#### WHAT YOU ARE ASKED TO DO
Rewrite every row below as a numbered list, one row per item, leaving out any blank lines.

───

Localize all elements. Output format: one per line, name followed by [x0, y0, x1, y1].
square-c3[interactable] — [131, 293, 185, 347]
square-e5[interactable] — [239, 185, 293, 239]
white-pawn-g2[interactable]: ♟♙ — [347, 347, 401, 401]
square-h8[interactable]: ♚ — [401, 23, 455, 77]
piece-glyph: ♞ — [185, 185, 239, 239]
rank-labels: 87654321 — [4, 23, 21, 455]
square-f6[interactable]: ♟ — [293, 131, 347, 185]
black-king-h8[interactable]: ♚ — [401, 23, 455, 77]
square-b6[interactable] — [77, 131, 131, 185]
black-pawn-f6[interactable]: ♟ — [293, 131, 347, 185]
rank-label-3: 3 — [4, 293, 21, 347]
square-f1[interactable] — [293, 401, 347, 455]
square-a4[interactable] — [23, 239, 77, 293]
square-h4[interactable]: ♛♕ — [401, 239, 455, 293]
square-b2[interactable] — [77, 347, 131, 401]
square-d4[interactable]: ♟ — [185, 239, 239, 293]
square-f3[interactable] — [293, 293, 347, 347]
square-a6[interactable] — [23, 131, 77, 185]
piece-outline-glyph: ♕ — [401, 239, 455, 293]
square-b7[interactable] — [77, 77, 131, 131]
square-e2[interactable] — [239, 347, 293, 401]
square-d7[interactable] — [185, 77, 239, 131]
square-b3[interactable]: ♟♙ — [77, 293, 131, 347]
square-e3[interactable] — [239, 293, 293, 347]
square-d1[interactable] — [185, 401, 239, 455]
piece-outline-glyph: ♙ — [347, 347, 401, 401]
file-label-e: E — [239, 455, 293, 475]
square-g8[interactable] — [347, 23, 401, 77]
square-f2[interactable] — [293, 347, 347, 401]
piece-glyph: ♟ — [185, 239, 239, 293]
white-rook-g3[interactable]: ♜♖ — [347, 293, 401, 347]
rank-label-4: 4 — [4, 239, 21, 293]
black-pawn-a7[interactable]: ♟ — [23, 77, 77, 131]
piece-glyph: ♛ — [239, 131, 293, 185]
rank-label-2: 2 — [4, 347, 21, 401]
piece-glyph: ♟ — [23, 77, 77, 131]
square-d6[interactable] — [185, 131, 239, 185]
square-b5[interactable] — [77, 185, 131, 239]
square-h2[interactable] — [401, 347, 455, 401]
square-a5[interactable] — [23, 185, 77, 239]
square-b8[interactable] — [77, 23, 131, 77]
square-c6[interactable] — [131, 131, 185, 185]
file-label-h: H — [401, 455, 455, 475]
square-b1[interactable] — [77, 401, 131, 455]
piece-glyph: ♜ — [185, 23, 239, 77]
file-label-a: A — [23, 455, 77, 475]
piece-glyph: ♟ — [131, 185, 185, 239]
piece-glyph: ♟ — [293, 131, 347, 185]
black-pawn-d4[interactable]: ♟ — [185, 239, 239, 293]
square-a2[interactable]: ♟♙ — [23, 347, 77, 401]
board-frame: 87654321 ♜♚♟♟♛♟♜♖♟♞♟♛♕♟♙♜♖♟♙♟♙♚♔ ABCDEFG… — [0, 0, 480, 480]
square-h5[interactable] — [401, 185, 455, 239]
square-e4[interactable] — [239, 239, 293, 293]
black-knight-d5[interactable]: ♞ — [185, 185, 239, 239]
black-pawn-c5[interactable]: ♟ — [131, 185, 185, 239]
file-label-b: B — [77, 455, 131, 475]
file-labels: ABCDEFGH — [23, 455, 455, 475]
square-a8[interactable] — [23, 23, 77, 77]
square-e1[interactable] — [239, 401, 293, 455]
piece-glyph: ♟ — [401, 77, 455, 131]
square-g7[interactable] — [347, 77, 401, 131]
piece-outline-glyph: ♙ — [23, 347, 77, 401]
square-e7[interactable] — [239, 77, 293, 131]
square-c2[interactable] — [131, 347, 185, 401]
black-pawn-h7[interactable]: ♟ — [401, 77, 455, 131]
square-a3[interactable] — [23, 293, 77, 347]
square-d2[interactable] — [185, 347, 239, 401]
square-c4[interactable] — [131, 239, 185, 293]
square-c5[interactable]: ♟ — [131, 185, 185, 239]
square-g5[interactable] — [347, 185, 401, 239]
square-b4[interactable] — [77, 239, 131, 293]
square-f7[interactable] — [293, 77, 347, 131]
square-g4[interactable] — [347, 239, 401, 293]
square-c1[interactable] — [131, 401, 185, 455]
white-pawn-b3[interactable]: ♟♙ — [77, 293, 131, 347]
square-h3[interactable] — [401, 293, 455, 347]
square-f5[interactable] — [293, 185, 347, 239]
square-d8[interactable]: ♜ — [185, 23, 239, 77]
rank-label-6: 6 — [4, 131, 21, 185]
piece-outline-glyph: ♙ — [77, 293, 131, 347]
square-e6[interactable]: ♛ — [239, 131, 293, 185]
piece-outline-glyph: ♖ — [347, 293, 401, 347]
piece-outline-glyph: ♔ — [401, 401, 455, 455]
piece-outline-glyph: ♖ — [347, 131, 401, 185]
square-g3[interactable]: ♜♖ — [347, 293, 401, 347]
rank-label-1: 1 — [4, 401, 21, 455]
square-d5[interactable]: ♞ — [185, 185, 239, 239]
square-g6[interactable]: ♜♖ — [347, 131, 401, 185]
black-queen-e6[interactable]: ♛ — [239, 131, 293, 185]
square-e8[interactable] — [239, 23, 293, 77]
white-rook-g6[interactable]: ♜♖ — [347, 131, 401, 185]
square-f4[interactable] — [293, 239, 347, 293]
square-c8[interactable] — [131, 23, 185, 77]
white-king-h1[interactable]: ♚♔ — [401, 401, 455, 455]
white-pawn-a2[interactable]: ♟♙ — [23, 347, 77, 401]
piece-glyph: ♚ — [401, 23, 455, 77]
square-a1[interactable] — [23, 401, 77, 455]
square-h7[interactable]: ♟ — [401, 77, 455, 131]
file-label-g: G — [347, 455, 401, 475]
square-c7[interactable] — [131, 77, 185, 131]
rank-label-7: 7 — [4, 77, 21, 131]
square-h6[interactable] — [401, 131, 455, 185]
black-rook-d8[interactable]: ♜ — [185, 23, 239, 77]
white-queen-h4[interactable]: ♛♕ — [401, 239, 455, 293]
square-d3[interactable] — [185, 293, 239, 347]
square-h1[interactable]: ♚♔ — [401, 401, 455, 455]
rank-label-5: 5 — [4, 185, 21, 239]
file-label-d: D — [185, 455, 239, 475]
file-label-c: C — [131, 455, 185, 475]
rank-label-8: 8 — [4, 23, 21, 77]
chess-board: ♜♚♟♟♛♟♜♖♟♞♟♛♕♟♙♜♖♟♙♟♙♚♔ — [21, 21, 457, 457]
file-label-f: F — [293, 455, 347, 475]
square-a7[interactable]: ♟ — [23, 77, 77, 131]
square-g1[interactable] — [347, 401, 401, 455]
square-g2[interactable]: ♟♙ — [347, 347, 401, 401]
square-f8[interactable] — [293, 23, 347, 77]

───

#### THE REPLY
1. Localize all elements. Output format: one per line, name followed by [x0, y0, x1, y1].
2. square-c3[interactable] — [131, 293, 185, 347]
3. square-e5[interactable] — [239, 185, 293, 239]
4. white-pawn-g2[interactable]: ♟♙ — [347, 347, 401, 401]
5. square-h8[interactable]: ♚ — [401, 23, 455, 77]
6. piece-glyph: ♞ — [185, 185, 239, 239]
7. rank-labels: 87654321 — [4, 23, 21, 455]
8. square-f6[interactable]: ♟ — [293, 131, 347, 185]
9. black-king-h8[interactable]: ♚ — [401, 23, 455, 77]
10. square-b6[interactable] — [77, 131, 131, 185]
11. black-pawn-f6[interactable]: ♟ — [293, 131, 347, 185]
12. rank-label-3: 3 — [4, 293, 21, 347]
13. square-f1[interactable] — [293, 401, 347, 455]
14. square-a4[interactable] — [23, 239, 77, 293]
15. square-h4[interactable]: ♛♕ — [401, 239, 455, 293]
16. square-b2[interactable] — [77, 347, 131, 401]
17. square-d4[interactable]: ♟ — [185, 239, 239, 293]
18. square-f3[interactable] — [293, 293, 347, 347]
19. square-a6[interactable] — [23, 131, 77, 185]
20. piece-outline-glyph: ♕ — [401, 239, 455, 293]
21. square-b7[interactable] — [77, 77, 131, 131]
22. square-e2[interactable] — [239, 347, 293, 401]
23. square-d7[interactable] — [185, 77, 239, 131]
24. square-b3[interactable]: ♟♙ — [77, 293, 131, 347]
25. square-e3[interactable] — [239, 293, 293, 347]
26. square-d1[interactable] — [185, 401, 239, 455]
27. piece-outline-glyph: ♙ — [347, 347, 401, 401]
28. file-label-e: E — [239, 455, 293, 475]
29. square-g8[interactable] — [347, 23, 401, 77]
30. square-f2[interactable] — [293, 347, 347, 401]
31. piece-glyph: ♟ — [185, 239, 239, 293]
32. white-rook-g3[interactable]: ♜♖ — [347, 293, 401, 347]
33. rank-label-4: 4 — [4, 239, 21, 293]
34. black-pawn-a7[interactable]: ♟ — [23, 77, 77, 131]
35. piece-glyph: ♛ — [239, 131, 293, 185]
36. rank-label-2: 2 — [4, 347, 21, 401]
37. piece-glyph: ♟ — [23, 77, 77, 131]
38. square-d6[interactable] — [185, 131, 239, 185]
39. square-b5[interactable] — [77, 185, 131, 239]
40. square-h2[interactable] — [401, 347, 455, 401]
41. square-a5[interactable] — [23, 185, 77, 239]
42. square-b8[interactable] — [77, 23, 131, 77]
43. square-c6[interactable] — [131, 131, 185, 185]
44. file-label-h: H — [401, 455, 455, 475]
45. square-b1[interactable] — [77, 401, 131, 455]
46. piece-glyph: ♜ — [185, 23, 239, 77]
47. file-label-a: A — [23, 455, 77, 475]
48. piece-glyph: ♟ — [131, 185, 185, 239]
49. piece-glyph: ♟ — [293, 131, 347, 185]
50. black-pawn-d4[interactable]: ♟ — [185, 239, 239, 293]
51. square-a2[interactable]: ♟♙ — [23, 347, 77, 401]
52. board-frame: 87654321 ♜♚♟♟♛♟♜♖♟♞♟♛♕♟♙♜♖♟♙♟♙♚♔ ABCDEFG… — [0, 0, 480, 480]
53. square-h5[interactable] — [401, 185, 455, 239]
54. square-e4[interactable] — [239, 239, 293, 293]
55. black-knight-d5[interactable]: ♞ — [185, 185, 239, 239]
56. black-pawn-c5[interactable]: ♟ — [131, 185, 185, 239]
57. file-label-b: B — [77, 455, 131, 475]
58. file-labels: ABCDEFGH — [23, 455, 455, 475]
59. square-a8[interactable] — [23, 23, 77, 77]
60. square-e1[interactable] — [239, 401, 293, 455]
61. piece-glyph: ♟ — [401, 77, 455, 131]
62. square-g7[interactable] — [347, 77, 401, 131]
63. piece-outline-glyph: ♙ — [23, 347, 77, 401]
64. square-e7[interactable] — [239, 77, 293, 131]
65. square-c2[interactable] — [131, 347, 185, 401]
66. black-pawn-h7[interactable]: ♟ — [401, 77, 455, 131]
67. square-a3[interactable] — [23, 293, 77, 347]
68. square-d2[interactable] — [185, 347, 239, 401]
69. square-c4[interactable] — [131, 239, 185, 293]
70. square-c5[interactable]: ♟ — [131, 185, 185, 239]
71. square-g5[interactable] — [347, 185, 401, 239]
72. square-b4[interactable] — [77, 239, 131, 293]
73. square-f7[interactable] — [293, 77, 347, 131]
74. square-g4[interactable] — [347, 239, 401, 293]
75. square-c1[interactable] — [131, 401, 185, 455]
76. white-pawn-b3[interactable]: ♟♙ — [77, 293, 131, 347]
77. square-h3[interactable] — [401, 293, 455, 347]
78. square-f5[interactable] — [293, 185, 347, 239]
79. square-d8[interactable]: ♜ — [185, 23, 239, 77]
80. rank-label-6: 6 — [4, 131, 21, 185]
81. piece-outline-glyph: ♙ — [77, 293, 131, 347]
82. square-e6[interactable]: ♛ — [239, 131, 293, 185]
83. piece-outline-glyph: ♖ — [347, 293, 401, 347]
84. piece-outline-glyph: ♔ — [401, 401, 455, 455]
85. piece-outline-glyph: ♖ — [347, 131, 401, 185]
86. square-g3[interactable]: ♜♖ — [347, 293, 401, 347]
87. rank-label-1: 1 — [4, 401, 21, 455]
88. square-d5[interactable]: ♞ — [185, 185, 239, 239]
89. square-g6[interactable]: ♜♖ — [347, 131, 401, 185]
90. black-queen-e6[interactable]: ♛ — [239, 131, 293, 185]
91. square-e8[interactable] — [239, 23, 293, 77]
92. white-rook-g6[interactable]: ♜♖ — [347, 131, 401, 185]
93. square-f4[interactable] — [293, 239, 347, 293]
94. square-c8[interactable] — [131, 23, 185, 77]
95. white-king-h1[interactable]: ♚♔ — [401, 401, 455, 455]
96. white-pawn-a2[interactable]: ♟♙ — [23, 347, 77, 401]
97. piece-glyph: ♚ — [401, 23, 455, 77]
98. square-a1[interactable] — [23, 401, 77, 455]
99. square-h7[interactable]: ♟ — [401, 77, 455, 131]
100. file-label-g: G — [347, 455, 401, 475]
101. square-c7[interactable] — [131, 77, 185, 131]
102. rank-label-7: 7 — [4, 77, 21, 131]
103. square-h6[interactable] — [401, 131, 455, 185]
104. black-rook-d8[interactable]: ♜ — [185, 23, 239, 77]
105. white-queen-h4[interactable]: ♛♕ — [401, 239, 455, 293]
106. square-d3[interactable] — [185, 293, 239, 347]
107. square-h1[interactable]: ♚♔ — [401, 401, 455, 455]
108. rank-label-5: 5 — [4, 185, 21, 239]
109. file-label-d: D — [185, 455, 239, 475]
110. file-label-c: C — [131, 455, 185, 475]
111. rank-label-8: 8 — [4, 23, 21, 77]
112. chess-board: ♜♚♟♟♛♟♜♖♟♞♟♛♕♟♙♜♖♟♙♟♙♚♔ — [21, 21, 457, 457]
113. file-label-f: F — [293, 455, 347, 475]
114. square-a7[interactable]: ♟ — [23, 77, 77, 131]
115. square-g1[interactable] — [347, 401, 401, 455]
116. square-g2[interactable]: ♟♙ — [347, 347, 401, 401]
117. square-f8[interactable] — [293, 23, 347, 77]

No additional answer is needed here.